(TASK): In the listing below, find every line with the string "сандары" and pull it out.

-------

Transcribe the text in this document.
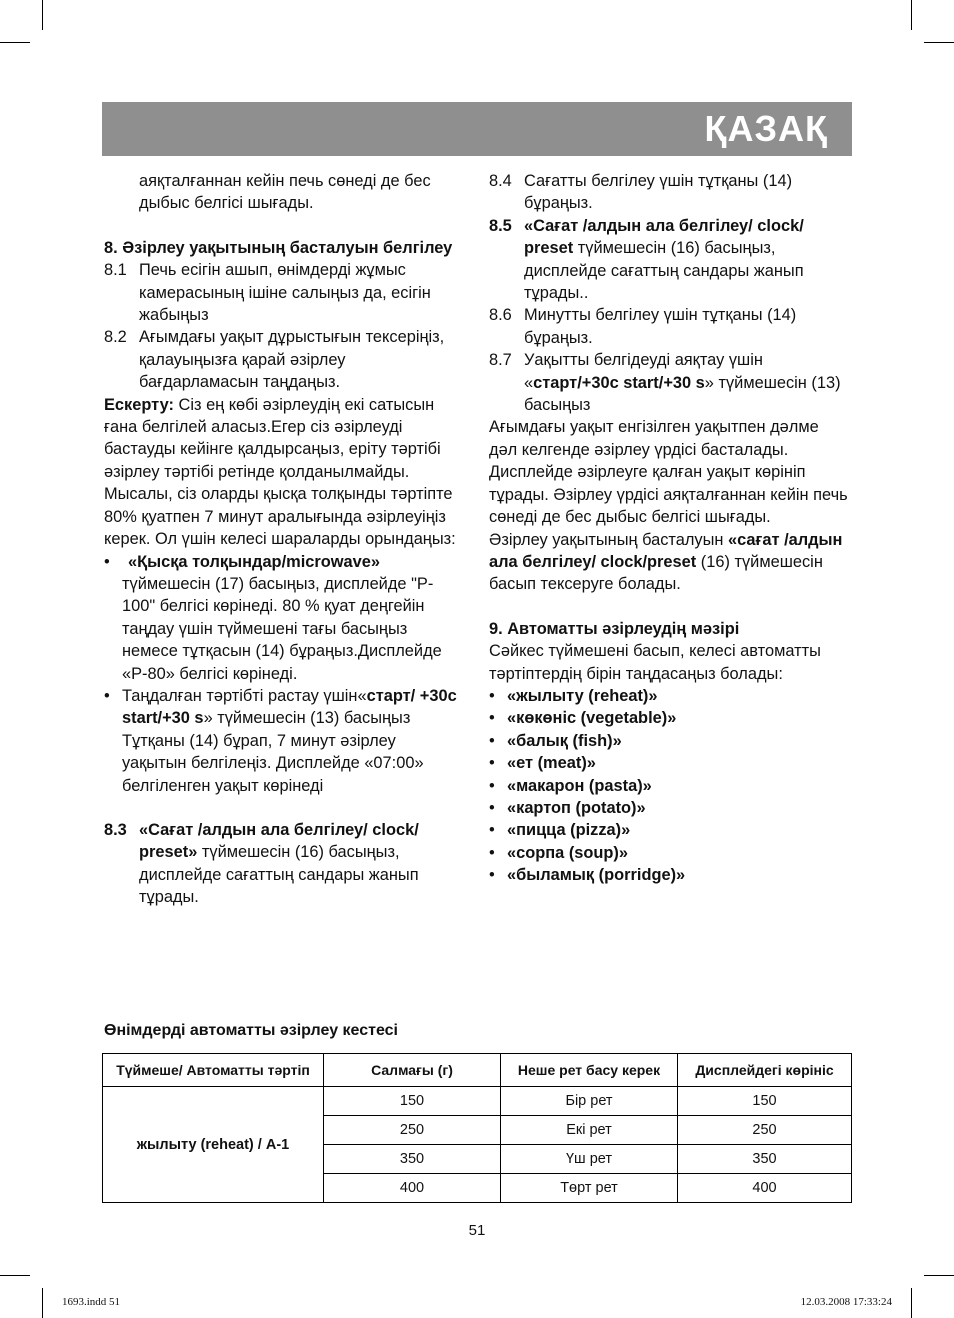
ҚАЗАҚ

аяқталғаннан кейін печь сөнеді де бес дыбыс белгісі шығады.

8. Әзірлеу уақытының басталуын белгілеу

8.1 Печь есігін ашып, өнімдерді жұмыс камерасының ішіне салыңыз да, есігін жабыңыз
8.2 Ағымдағы уақыт дұрыстығын тексеріңіз, қалауыңызға қарай әзірлеу бағдарламасын таңдаңыз.

Ескерту: Сіз ең көбі әзірлеудің екі сатысын ғана белгілей аласыз.Егер сіз әзірлеуді бастауды кейінге қалдырсаңыз, еріту тәртібі әзірлеу тәртібі ретінде қолданылмайды.

Мысалы, сіз оларды қысқа толқынды тәртіпте 80% қуатпен 7 минут аралығында әзірлеуіңіз керек. Ол үшін келесі шараларды орындаңыз:

•	«Қысқа толқындар/microwave»
түймешесін (17) басыңыз, дисплейде "P-100" белгісі көрінеді. 80 % қуат деңгейін таңдау үшін түймешені тағы басыңыз немесе тұтқасын (14) бұраңыз.Дисплейде «P-80» белгісі көрінеді.
• Таңдалған тәртібті растау үшін«старт/ +30с start/+30 s» түймешесін (13) басыңыз Тұтқаны (14) бұрап, 7 минут әзірлеу уақытын белгілеңіз. Дисплейде «07:00» белгіленген уақыт көрінеді
8.3 «Сағат /алдын ала белгілеу/ clock/ preset» түймешесін (16) басыңыз, дисплейде сағаттың сандары жанып тұрады.
8.4 Сағатты белгілеу үшін тұтқаны (14) бұраңыз.
8.5 «Сағат /алдын ала белгілеу/ clock/ preset түймешесін (16) басыңыз, дисплейде сағаттың сандары жанып тұрады..
8.6 Минутты белгілеу үшін тұтқаны (14) бұраңыз.
8.7 Уақытты белгідеуді аяқтау үшін «старт/+30с start/+30 s» түймешесін (13) басыңыз

Ағымдағы уақыт енгізілген уақытпен дәлме дәл келгенде әзірлеу үрдісі басталады. Дисплейде әзірлеуге қалған уақыт көрініп тұрады. Әзірлеу үрдісі аяқталғаннан кейін печь сөнеді де бес дыбыс белгісі шығады.

Әзірлеу уақытының басталуын «сағат /алдын ала белгілеу/ clock/preset (16) түймешесін басып тексеруге болады.

9. Автоматты әзірлеудің мәзірі

Сәйкес түймешені басып, келесі автоматты тәртіптердің бірін таңдасаңыз болады:

• «жылыту (reheat)»
• «көкөніс (vegetable)»
• «балық (fish)»
• «ет (meat)»
• «макарон (pasta)»
• «картоп (potato)»
• «пицца (pizza)»
• «сорпа (soup)»
• «быламық (porridge)»
Өнімдерді автоматты әзірлеу кестесі
Түймеше/ Автоматты тәртіп	Салмағы (г)	Неше рет басу керек	Дисплейдегі көрініс
жылыту (reheat) / A-1	150	Бір рет	150
	250	Екі рет	250
	350	Үш рет	350
	400	Төрт рет	400
51
1693.indd 51	12.03.2008 17:33:24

-------

(FINISHED TASK):
8.3 «Сағат /алдын ала белгілеу/ clock/ preset» түймешесін (16) басыңыз, дисплейде сағаттың сандары жанып тұрады.
8.5 «Сағат /алдын ала белгілеу/ clock/ preset түймешесін (16) басыңыз, дисплейде сағаттың сандары жанып тұрады..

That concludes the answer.